***** Seitenauszug *****

Ein Video-Interview ist kein Vor-Ort-Interview! Deswegen müssen dafür auch andere Rahmenbedingungen für Bewertungen geschaffen werden. Aus der Perspektive der Eignungsdiagnostik ist jedes Recruiting-Instrument ein neues Szenario, bei welchem andere Regeln gelten.

Viele Verhaltensweisen können dabei missinterpretiert werden, wie beispielsweise mangelnder Augenkontakt: In einem Vor-Ort-Gespräch würden wahrscheinlich Interpretationen wie „schweift gedanklich ab“; „ist unsicher“ oder „hat keine gute Gesprächsführung“ gemacht werden. Kurz um: Man ist es gewohnt, dass man sich (uns sei es nur aus Höflichkeit) anschaut, wenn man miteinander redet und nimmt ein nicht-anschauen wahrscheinlich negativ wahr. Bei Video-Interviews ist dies jedoch häufig vorprogrammiert – auch bei Leuten, die immer darauf achten, ihr Gegenüber bei einem Gespräch zu fokussieren.

*****

■ **Aufgabe**
Führe den Auszug über Video-Interviews im Anschluss an seinen letzten Satz weiter.

***** Bereitgestellte Daten *****

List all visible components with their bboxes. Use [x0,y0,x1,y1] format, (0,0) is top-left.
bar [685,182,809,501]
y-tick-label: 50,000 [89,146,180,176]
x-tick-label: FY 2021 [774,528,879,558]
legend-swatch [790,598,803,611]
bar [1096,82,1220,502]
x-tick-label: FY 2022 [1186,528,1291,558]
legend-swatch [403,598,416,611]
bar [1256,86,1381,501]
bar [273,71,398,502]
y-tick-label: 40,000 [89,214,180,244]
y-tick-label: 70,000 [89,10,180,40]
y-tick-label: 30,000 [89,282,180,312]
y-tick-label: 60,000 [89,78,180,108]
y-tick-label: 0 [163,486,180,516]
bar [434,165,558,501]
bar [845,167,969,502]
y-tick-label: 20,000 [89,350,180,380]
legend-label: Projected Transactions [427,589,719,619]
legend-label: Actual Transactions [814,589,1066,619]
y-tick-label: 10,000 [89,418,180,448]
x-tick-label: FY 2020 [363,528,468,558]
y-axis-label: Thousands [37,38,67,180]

*****

■ **Antwort**
Warum? Ganz einfach: Schaue ich die Leute auf dem Bildschirm an (was eigentlich normal wäre), dann schaue ich nicht in die Kamera. Schaue ich in die Kamera, dann kann ich nicht auf den Bildschirm schauen.

Mein Tipp Nummer 2: Die Interviewer müssen für die neue Situation geschult werden.

3. Einbindung in den kompletten Prozess:
Ein Video-Interview hat ja einen Hauch von Futurismus für mich. Es wirkt modern, einfach, schnell und vielleicht auch ein wenig hip. Man setzt damit (un-)bewusst eine gewisse Erwartungshaltung in Gang, die man im weiteren Verlauf tunlichst nicht wieder enttäuschen sollte.

Die Fallhöhe ist nunmal deutlich höher, wenn jemand mit der Erwartung zu einem Vorstellungsgespräch kommt, dass das Unternehmen total modern und hip ist und dann den grau-bürokratischen Bewerbungs-Alltag sieht.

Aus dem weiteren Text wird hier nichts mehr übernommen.